Reproduce every record below exactly as written, leaving out any pictures.

--- begin Rows ---

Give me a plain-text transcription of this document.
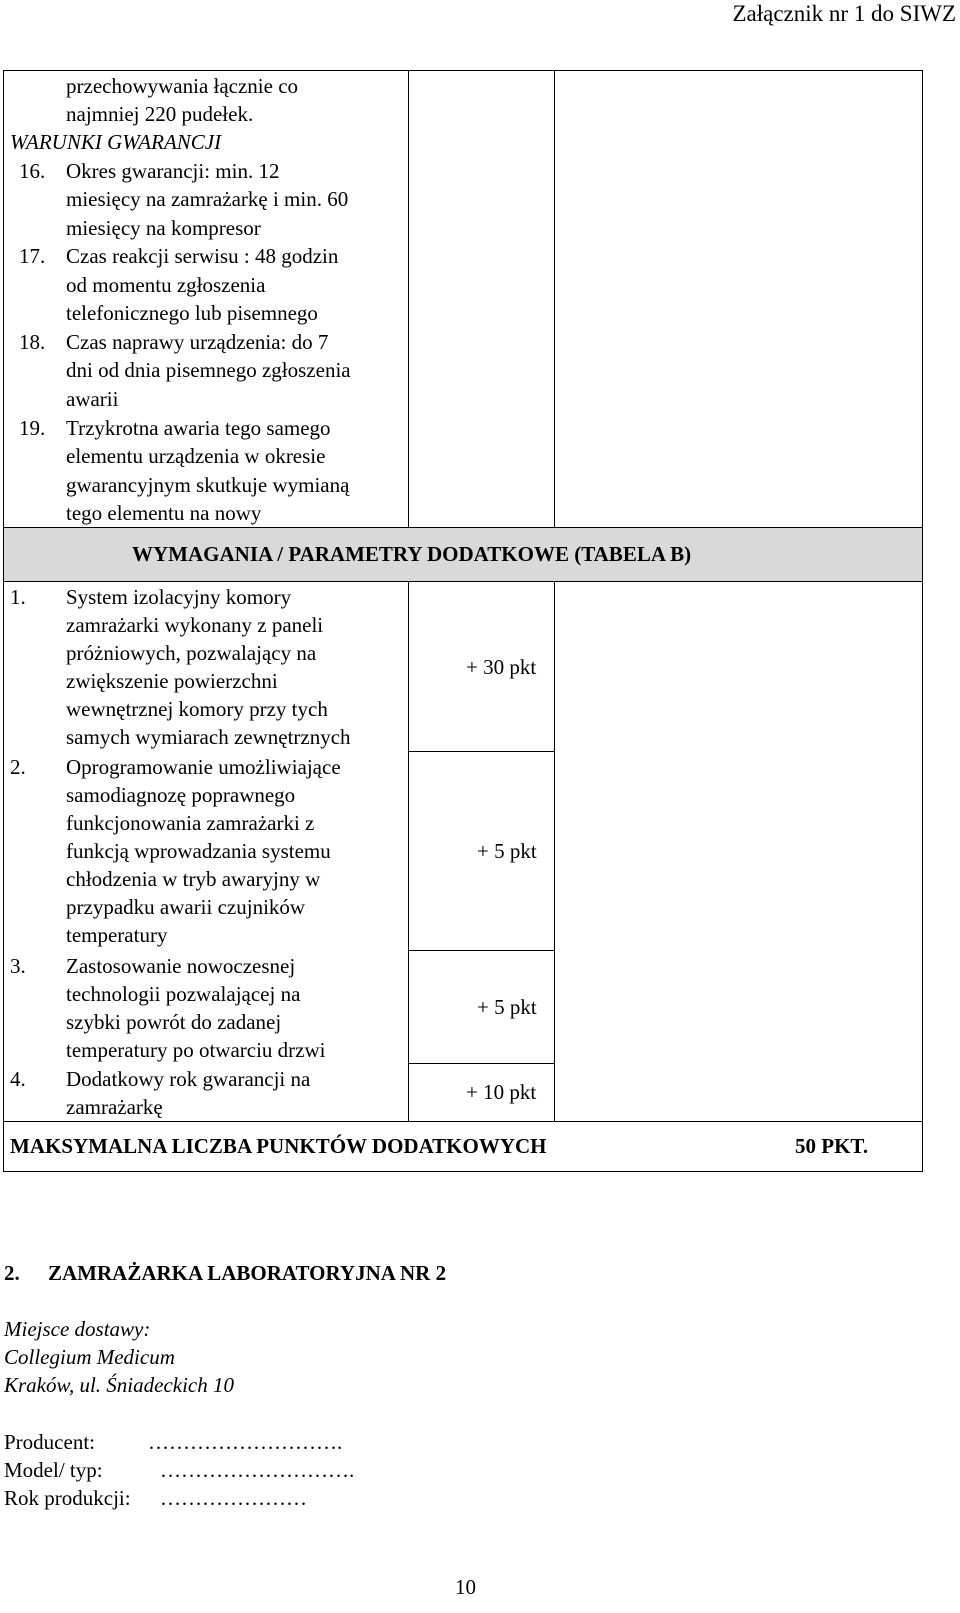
Załącznik nr 1 do SIWZ
przechowywania łącznie co
najmniej 220 pudełek.
WARUNKI GWARANCJI
16. Okres gwarancji: min. 12
miesięcy na zamrażarkę i min. 60
miesięcy na kompresor
17. Czas reakcji serwisu : 48 godzin
od momentu zgłoszenia
telefonicznego lub pisemnego
18. Czas naprawy urządzenia: do 7
dni od dnia pisemnego zgłoszenia
awarii
19. Trzykrotna awaria tego samego
elementu urządzenia w okresie
gwarancyjnym skutkuje wymianą
tego elementu na nowy
WYMAGANIA / PARAMETRY DODATKOWE (TABELA B)
1. System izolacyjny komory
zamrażarki wykonany z paneli
próżniowych, pozwalający na
zwiększenie powierzchni
wewnętrznej komory przy tych
samych wymiarach zewnętrznych
+ 30 pkt
2. Oprogramowanie umożliwiające
samodiagnozę poprawnego
funkcjonowania zamrażarki z
funkcją wprowadzania systemu
chłodzenia w tryb awaryjny w
przypadku awarii czujników
temperatury
+ 5 pkt
3. Zastosowanie nowoczesnej
technologii pozwalającej na
szybki powrót do zadanej
temperatury po otwarciu drzwi
+ 5 pkt
4. Dodatkowy rok gwarancji na
zamrażarkę
+ 10 pkt
MAKSYMALNA LICZBA PUNKTÓW DODATKOWYCH	50 PKT.
2. ZAMRAŻARKA LABORATORYJNA NR 2
Miejsce dostawy:
Collegium Medicum
Kraków, ul. Śniadeckich 10
Producent:	……………………….
Model/ typ:	……………………….
Rok produkcji: …………………
10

--- end Rows ---

_Task response_
Give me a plain-text transcription of this document.
Załącznik nr 1 do SIWZ
przechowywania łącznie co
najmniej 220 pudełek.
WARUNKI GWARANCJI
16. Okres gwarancji: min. 12
miesięcy na zamrażarkę i min. 60
miesięcy na kompresor
17. Czas reakcji serwisu : 48 godzin
od momentu zgłoszenia
telefonicznego lub pisemnego
18. Czas naprawy urządzenia: do 7
dni od dnia pisemnego zgłoszenia
awarii
19. Trzykrotna awaria tego samego
elementu urządzenia w okresie
gwarancyjnym skutkuje wymianą
tego elementu na nowy
WYMAGANIA / PARAMETRY DODATKOWE (TABELA B)
1. System izolacyjny komory
zamrażarki wykonany z paneli
próżniowych, pozwalający na
zwiększenie powierzchni
wewnętrznej komory przy tych
samych wymiarach zewnętrznych
+ 30 pkt
2. Oprogramowanie umożliwiające
samodiagnozę poprawnego
funkcjonowania zamrażarki z
funkcją wprowadzania systemu
chłodzenia w tryb awaryjny w
przypadku awarii czujników
temperatury
+ 5 pkt
3. Zastosowanie nowoczesnej
technologii pozwalającej na
szybki powrót do zadanej
temperatury po otwarciu drzwi
+ 5 pkt
4. Dodatkowy rok gwarancji na
zamrażarkę
+ 10 pkt
MAKSYMALNA LICZBA PUNKTÓW DODATKOWYCH	50 PKT.
2. ZAMRAŻARKA LABORATORYJNA NR 2
Miejsce dostawy:
Collegium Medicum
Kraków, ul. Śniadeckich 10
Producent:	……………………….
Model/ typ:	……………………….
Rok produkcji: …………………
10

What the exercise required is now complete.